Repeat all of the material exactly as given.
** Start **
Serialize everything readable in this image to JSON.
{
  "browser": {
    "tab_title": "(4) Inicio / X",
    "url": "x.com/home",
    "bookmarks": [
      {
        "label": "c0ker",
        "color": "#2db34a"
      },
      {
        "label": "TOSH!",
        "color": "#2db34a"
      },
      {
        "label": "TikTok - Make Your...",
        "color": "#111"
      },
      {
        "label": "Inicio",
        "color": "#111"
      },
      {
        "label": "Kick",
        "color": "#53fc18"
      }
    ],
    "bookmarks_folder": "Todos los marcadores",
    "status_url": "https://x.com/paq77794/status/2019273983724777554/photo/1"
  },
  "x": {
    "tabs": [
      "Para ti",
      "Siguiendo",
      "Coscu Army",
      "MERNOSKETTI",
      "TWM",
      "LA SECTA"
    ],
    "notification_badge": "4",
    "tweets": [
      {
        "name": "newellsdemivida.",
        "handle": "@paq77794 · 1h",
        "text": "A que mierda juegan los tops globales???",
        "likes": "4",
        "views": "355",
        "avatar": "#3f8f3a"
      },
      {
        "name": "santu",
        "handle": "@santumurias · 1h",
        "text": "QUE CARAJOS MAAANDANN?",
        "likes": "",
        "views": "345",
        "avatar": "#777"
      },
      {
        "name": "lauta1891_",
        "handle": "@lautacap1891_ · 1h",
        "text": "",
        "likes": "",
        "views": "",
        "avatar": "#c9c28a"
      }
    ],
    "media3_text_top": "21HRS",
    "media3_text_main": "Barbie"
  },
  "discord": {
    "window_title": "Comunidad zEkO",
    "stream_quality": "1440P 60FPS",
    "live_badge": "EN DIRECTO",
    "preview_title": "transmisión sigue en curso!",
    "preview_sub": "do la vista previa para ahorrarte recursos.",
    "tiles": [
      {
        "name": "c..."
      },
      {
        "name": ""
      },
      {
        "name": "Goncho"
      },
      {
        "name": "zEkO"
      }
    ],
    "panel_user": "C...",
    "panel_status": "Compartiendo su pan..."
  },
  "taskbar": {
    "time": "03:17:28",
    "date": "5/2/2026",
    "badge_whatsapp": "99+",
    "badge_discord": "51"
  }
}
** End **
*FINAL RESULT*.
Serialize everything readable in this image to JSON.
{
  "browser": {
    "tab_title": "(4) Inicio / X",
    "url": "x.com/home",
    "bookmarks": [
      {
        "label": "c0ker",
        "color": "#2db34a"
      },
      {
        "label": "TOSH!",
        "color": "#2db34a"
      },
      {
        "label": "TikTok - Make Your...",
        "color": "#111"
      },
      {
        "label": "Inicio",
        "color": "#111"
      },
      {
        "label": "Kick",
        "color": "#53fc18"
      }
    ],
    "bookmarks_folder": "Todos los marcadores",
    "status_url": "https://x.com/paq77794/status/2019273983724777554/photo/1"
  },
  "x": {
    "tabs": [
      "Para ti",
      "Siguiendo",
      "Coscu Army",
      "MERNOSKETTI",
      "TWM",
      "LA SECTA"
    ],
    "notification_badge": "4",
    "tweets": [
      {
        "name": "newellsdemivida.",
        "handle": "@paq77794 · 1h",
        "text": "A que mierda juegan los tops globales???",
        "likes": "4",
        "views": "355",
        "avatar": "#3f8f3a"
      },
      {
        "name": "santu",
        "handle": "@santumurias · 1h",
        "text": "QUE CARAJOS MAAANDANN?",
        "likes": "",
        "views": "345",
        "avatar": "#777"
      },
      {
        "name": "lauta1891_",
        "handle": "@lautacap1891_ · 1h",
        "text": "",
        "likes": "",
        "views": "",
        "avatar": "#c9c28a"
      }
    ],
    "media3_text_top": "21HRS",
    "media3_text_main": "Barbie"
  },
  "discord": {
    "window_title": "Comunidad zEkO",
    "stream_quality": "1440P 60FPS",
    "live_badge": "EN DIRECTO",
    "preview_title": "transmisión sigue en curso!",
    "preview_sub": "do la vista previa para ahorrarte recursos.",
    "tiles": [
      {
        "name": "c..."
      },
      {
        "name": ""
      },
      {
        "name": "Goncho"
      },
      {
        "name": "zEkO"
      }
    ],
    "panel_user": "C...",
    "panel_status": "Compartiendo su pan..."
  },
  "taskbar": {
    "time": "03:17:28",
    "date": "5/2/2026",
    "badge_whatsapp": "99+",
    "badge_discord": "51"
  }
}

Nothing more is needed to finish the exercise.